▶ Extract provided
----

= Loosemore–Hanby index =

Measurement of difference between votes received and seats won

The Loosemore–Hanby index measures disproportionality of electoral systems, how much the principle of one person, one vote is violated. It computes the absolute difference between votes cast and seats obtained using the formula:

$LH=\frac{1}{2}\sum_{i=1}^n|v_i-s_i|$,
where
$v_i$ is the vote share and
$s_i$ the seat share of party
$i$
such that $\Sigma_i v_i = \Sigma_i s_i = 1$,
and $n$ is the overall number of parties.

This index is minimized by the largest remainder (LR) method with the Hare quota. Any apportionment method that minimizes it will always apportion identically to LR-Hare. Other methods, including the widely used divisor methods such as the Webster/Sainte-Laguë method or the D'Hondt method minimize the Sainte-Laguë index instead.

----

▶ Data extract
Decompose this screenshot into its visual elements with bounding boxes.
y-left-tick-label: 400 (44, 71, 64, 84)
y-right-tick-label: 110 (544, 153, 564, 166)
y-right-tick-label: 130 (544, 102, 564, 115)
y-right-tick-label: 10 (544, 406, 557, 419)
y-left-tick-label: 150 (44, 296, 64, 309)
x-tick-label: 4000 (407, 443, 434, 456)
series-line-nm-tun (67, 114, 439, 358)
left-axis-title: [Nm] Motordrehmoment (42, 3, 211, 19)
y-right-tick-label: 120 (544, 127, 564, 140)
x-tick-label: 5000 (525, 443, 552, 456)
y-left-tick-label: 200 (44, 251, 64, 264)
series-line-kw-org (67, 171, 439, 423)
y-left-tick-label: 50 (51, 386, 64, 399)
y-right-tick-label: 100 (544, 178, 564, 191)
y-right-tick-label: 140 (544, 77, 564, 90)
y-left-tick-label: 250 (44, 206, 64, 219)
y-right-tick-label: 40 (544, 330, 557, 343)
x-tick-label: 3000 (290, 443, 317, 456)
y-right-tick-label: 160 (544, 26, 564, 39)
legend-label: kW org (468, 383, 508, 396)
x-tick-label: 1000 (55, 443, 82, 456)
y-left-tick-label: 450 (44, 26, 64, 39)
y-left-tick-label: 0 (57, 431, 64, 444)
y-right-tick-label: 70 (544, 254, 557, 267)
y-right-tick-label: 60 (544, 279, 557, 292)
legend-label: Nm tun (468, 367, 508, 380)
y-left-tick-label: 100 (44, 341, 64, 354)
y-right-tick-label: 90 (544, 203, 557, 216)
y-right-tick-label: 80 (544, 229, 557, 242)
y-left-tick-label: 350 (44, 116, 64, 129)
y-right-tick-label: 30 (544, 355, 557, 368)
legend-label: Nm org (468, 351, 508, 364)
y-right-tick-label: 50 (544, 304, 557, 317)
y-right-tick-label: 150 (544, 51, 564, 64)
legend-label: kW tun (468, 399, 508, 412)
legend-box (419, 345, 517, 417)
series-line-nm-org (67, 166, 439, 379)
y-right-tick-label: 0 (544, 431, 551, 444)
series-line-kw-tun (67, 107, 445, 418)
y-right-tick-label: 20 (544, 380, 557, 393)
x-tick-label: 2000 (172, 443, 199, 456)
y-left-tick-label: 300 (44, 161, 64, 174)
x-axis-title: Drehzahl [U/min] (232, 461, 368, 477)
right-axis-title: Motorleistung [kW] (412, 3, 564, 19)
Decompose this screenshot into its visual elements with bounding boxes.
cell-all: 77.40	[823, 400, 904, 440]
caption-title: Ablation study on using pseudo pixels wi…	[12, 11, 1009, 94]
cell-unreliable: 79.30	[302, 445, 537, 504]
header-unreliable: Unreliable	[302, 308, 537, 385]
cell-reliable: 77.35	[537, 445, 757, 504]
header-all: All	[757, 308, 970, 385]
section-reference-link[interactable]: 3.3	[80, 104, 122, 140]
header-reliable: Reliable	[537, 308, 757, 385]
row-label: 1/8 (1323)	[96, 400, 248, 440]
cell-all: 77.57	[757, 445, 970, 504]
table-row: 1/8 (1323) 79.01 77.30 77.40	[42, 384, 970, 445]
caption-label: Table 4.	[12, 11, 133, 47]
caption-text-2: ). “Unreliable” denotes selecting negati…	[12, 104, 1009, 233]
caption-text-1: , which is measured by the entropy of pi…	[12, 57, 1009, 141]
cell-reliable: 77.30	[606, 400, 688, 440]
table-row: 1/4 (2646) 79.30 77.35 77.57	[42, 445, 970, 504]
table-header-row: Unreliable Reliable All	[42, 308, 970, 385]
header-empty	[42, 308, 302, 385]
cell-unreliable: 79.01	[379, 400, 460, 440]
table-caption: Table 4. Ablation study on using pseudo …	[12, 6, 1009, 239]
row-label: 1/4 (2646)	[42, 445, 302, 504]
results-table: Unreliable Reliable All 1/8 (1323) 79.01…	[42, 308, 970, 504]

----

▶ Instructions
a. Which apportionment methods are named in the Loosemore–Hanby index text? List every one.
b. Write out the part of the Loosemore–Hanby index text from "The Loosemore–Hanby index" up to and including "number of parties.".
c. Answer these questions using the Loosemore–Hanby index text:
(i) The index measures how much which principle is violated?
(ii) What does $n$ stand for in the formula?
(iii) Which index do divisor methods such as D'Hondt minimize instead?

▶ Solved problems
a.
- Largest remainder (LR) method with the Hare quota
- Webster/Sainte-Laguë method
- D'Hondt method

b.
The Loosemore–Hanby index measures disproportionality of electoral systems, how much the principle of one person, one vote is violated. It computes the absolute difference between votes cast and seats obtained using the formula:

$LH=\frac{1}{2}\sum_{i=1}^n|v_i-s_i|$,
where
$v_i$ is the vote share and
$s_i$ the seat share of party
$i$
such that $\Sigma_i v_i = \Sigma_i s_i = 1$,
and $n$ is the overall number of parties.

c.
(i) The principle of one person, one vote
(ii) The overall number of parties
(iii) The Sainte-Laguë index